# [What to work on]
Copy the listing below verbatim, every line and every character unchanged.
[Begin]
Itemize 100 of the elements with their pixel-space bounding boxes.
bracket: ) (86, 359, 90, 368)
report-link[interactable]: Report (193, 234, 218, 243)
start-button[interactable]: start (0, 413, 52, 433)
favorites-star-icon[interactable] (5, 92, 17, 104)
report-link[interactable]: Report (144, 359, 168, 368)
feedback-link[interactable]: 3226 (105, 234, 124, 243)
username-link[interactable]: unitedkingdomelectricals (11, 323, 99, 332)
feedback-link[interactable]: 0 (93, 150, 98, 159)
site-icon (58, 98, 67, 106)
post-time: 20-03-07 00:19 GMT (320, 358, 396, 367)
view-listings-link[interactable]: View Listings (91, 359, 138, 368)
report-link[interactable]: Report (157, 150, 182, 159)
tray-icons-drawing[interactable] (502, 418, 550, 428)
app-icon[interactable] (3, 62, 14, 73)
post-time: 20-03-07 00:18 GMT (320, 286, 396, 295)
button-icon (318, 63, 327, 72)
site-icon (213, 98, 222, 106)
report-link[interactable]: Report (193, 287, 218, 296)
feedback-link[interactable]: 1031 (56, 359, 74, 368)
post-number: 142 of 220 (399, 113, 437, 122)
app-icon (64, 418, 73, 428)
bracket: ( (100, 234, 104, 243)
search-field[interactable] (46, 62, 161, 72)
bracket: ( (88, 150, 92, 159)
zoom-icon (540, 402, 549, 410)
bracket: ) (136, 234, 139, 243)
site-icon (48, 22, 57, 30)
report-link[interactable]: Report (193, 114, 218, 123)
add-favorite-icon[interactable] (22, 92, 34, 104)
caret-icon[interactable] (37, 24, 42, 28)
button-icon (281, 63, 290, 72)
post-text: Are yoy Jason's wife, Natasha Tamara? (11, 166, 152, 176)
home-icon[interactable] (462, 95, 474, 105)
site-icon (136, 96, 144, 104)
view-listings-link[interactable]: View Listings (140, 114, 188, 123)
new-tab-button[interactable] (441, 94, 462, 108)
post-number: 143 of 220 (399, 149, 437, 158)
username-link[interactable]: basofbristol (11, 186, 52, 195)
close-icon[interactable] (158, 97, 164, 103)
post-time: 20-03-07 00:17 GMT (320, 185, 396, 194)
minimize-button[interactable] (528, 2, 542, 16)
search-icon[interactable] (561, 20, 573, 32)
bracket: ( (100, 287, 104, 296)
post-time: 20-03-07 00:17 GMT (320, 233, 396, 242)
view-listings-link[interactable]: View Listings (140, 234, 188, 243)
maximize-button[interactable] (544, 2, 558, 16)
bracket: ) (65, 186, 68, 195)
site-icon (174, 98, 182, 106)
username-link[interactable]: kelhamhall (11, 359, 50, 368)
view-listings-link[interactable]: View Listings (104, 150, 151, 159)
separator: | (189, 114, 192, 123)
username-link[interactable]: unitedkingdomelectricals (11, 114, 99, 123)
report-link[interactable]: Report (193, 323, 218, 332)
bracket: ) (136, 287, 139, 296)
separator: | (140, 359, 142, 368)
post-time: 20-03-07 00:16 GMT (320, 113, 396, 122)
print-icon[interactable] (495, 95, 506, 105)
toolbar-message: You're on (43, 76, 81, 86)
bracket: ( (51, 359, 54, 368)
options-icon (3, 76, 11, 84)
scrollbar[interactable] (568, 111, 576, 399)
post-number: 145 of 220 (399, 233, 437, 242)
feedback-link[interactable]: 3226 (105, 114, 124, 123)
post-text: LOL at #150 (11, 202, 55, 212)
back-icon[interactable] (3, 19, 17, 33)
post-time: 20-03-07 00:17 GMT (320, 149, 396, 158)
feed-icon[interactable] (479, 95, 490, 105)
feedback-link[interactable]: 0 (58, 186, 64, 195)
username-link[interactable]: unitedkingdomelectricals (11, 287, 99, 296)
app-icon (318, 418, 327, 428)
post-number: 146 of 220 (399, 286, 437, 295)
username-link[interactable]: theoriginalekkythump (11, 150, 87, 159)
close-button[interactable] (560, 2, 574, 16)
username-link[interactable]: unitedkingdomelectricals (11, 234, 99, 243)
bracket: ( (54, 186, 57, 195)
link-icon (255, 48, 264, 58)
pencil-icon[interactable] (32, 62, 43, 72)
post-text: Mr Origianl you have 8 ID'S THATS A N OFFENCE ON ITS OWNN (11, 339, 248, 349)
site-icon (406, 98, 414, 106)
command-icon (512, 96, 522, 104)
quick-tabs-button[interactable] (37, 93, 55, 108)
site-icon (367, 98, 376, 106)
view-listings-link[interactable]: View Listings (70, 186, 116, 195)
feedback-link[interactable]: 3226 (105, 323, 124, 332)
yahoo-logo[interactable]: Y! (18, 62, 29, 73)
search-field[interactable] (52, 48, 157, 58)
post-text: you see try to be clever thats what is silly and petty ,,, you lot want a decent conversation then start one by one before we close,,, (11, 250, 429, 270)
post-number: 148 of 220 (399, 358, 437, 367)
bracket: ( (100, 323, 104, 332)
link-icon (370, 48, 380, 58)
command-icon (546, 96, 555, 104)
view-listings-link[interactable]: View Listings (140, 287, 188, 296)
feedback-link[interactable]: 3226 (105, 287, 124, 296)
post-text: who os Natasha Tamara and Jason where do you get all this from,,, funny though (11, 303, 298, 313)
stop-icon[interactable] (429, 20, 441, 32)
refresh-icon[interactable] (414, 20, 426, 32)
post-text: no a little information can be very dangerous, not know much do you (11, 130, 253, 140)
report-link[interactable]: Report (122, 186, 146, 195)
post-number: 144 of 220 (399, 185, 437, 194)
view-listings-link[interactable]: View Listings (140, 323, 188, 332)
[End]
# [Finished task]
Itemize 100 of the elements with their pixel-space bounding boxes.
bracket: ) (86, 359, 90, 368)
report-link[interactable]: Report (193, 234, 218, 243)
start-button[interactable]: start (0, 413, 52, 433)
favorites-star-icon[interactable] (5, 92, 17, 104)
report-link[interactable]: Report (144, 359, 168, 368)
feedback-link[interactable]: 3226 (105, 234, 124, 243)
username-link[interactable]: unitedkingdomelectricals (11, 323, 99, 332)
feedback-link[interactable]: 0 (93, 150, 98, 159)
site-icon (58, 98, 67, 106)
post-time: 20-03-07 00:19 GMT (320, 358, 396, 367)
view-listings-link[interactable]: View Listings (91, 359, 138, 368)
report-link[interactable]: Report (157, 150, 182, 159)
tray-icons-drawing[interactable] (502, 418, 550, 428)
app-icon[interactable] (3, 62, 14, 73)
post-time: 20-03-07 00:18 GMT (320, 286, 396, 295)
button-icon (318, 63, 327, 72)
site-icon (213, 98, 222, 106)
report-link[interactable]: Report (193, 287, 218, 296)
feedback-link[interactable]: 1031 (56, 359, 74, 368)
post-number: 142 of 220 (399, 113, 437, 122)
app-icon (64, 418, 73, 428)
bracket: ( (100, 234, 104, 243)
search-field[interactable] (46, 62, 161, 72)
bracket: ( (88, 150, 92, 159)
zoom-icon (540, 402, 549, 410)
bracket: ) (136, 234, 139, 243)
site-icon (48, 22, 57, 30)
report-link[interactable]: Report (193, 114, 218, 123)
add-favorite-icon[interactable] (22, 92, 34, 104)
caret-icon[interactable] (37, 24, 42, 28)
button-icon (281, 63, 290, 72)
post-text: Are yoy Jason's wife, Natasha Tamara? (11, 166, 152, 176)
home-icon[interactable] (462, 95, 474, 105)
site-icon (136, 96, 144, 104)
view-listings-link[interactable]: View Listings (140, 114, 188, 123)
new-tab-button[interactable] (441, 94, 462, 108)
post-number: 143 of 220 (399, 149, 437, 158)
username-link[interactable]: basofbristol (11, 186, 52, 195)
close-icon[interactable] (158, 97, 164, 103)
post-time: 20-03-07 00:17 GMT (320, 185, 396, 194)
minimize-button[interactable] (528, 2, 542, 16)
search-icon[interactable] (561, 20, 573, 32)
bracket: ( (100, 287, 104, 296)
post-time: 20-03-07 00:17 GMT (320, 233, 396, 242)
view-listings-link[interactable]: View Listings (140, 234, 188, 243)
maximize-button[interactable] (544, 2, 558, 16)
bracket: ) (65, 186, 68, 195)
site-icon (174, 98, 182, 106)
username-link[interactable]: kelhamhall (11, 359, 50, 368)
view-listings-link[interactable]: View Listings (104, 150, 151, 159)
separator: | (189, 114, 192, 123)
username-link[interactable]: unitedkingdomelectricals (11, 114, 99, 123)
report-link[interactable]: Report (193, 323, 218, 332)
bracket: ) (136, 287, 139, 296)
separator: | (140, 359, 142, 368)
post-time: 20-03-07 00:16 GMT (320, 113, 396, 122)
print-icon[interactable] (495, 95, 506, 105)
toolbar-message: You're on (43, 76, 81, 86)
bracket: ( (51, 359, 54, 368)
options-icon (3, 76, 11, 84)
scrollbar[interactable] (568, 111, 576, 399)
post-number: 145 of 220 (399, 233, 437, 242)
feedback-link[interactable]: 3226 (105, 114, 124, 123)
post-text: LOL at #150 (11, 202, 55, 212)
back-icon[interactable] (3, 19, 17, 33)
post-time: 20-03-07 00:17 GMT (320, 149, 396, 158)
feed-icon[interactable] (479, 95, 490, 105)
feedback-link[interactable]: 0 (58, 186, 64, 195)
username-link[interactable]: unitedkingdomelectricals (11, 287, 99, 296)
app-icon (318, 418, 327, 428)
post-number: 146 of 220 (399, 286, 437, 295)
username-link[interactable]: theoriginalekkythump (11, 150, 87, 159)
close-button[interactable] (560, 2, 574, 16)
username-link[interactable]: unitedkingdomelectricals (11, 234, 99, 243)
bracket: ( (54, 186, 57, 195)
link-icon (255, 48, 264, 58)
pencil-icon[interactable] (32, 62, 43, 72)
post-text: Mr Origianl you have 8 ID'S THATS A N OFFENCE ON ITS OWNN (11, 339, 248, 349)
site-icon (406, 98, 414, 106)
command-icon (512, 96, 522, 104)
quick-tabs-button[interactable] (37, 93, 55, 108)
site-icon (367, 98, 376, 106)
view-listings-link[interactable]: View Listings (70, 186, 116, 195)
feedback-link[interactable]: 3226 (105, 323, 124, 332)
yahoo-logo[interactable]: Y! (18, 62, 29, 73)
search-field[interactable] (52, 48, 157, 58)
post-text: you see try to be clever thats what is silly and petty ,,, you lot want a decent conversation then start one by one before we close,,, (11, 250, 429, 270)
post-number: 148 of 220 (399, 358, 437, 367)
bracket: ( (100, 323, 104, 332)
link-icon (370, 48, 380, 58)
command-icon (546, 96, 555, 104)
view-listings-link[interactable]: View Listings (140, 287, 188, 296)
feedback-link[interactable]: 3226 (105, 287, 124, 296)
post-text: who os Natasha Tamara and Jason where do you get all this from,,, funny though (11, 303, 298, 313)
stop-icon[interactable] (429, 20, 441, 32)
refresh-icon[interactable] (414, 20, 426, 32)
post-text: no a little information can be very dangerous, not know much do you (11, 130, 253, 140)
report-link[interactable]: Report (122, 186, 146, 195)
post-number: 144 of 220 (399, 185, 437, 194)
view-listings-link[interactable]: View Listings (140, 323, 188, 332)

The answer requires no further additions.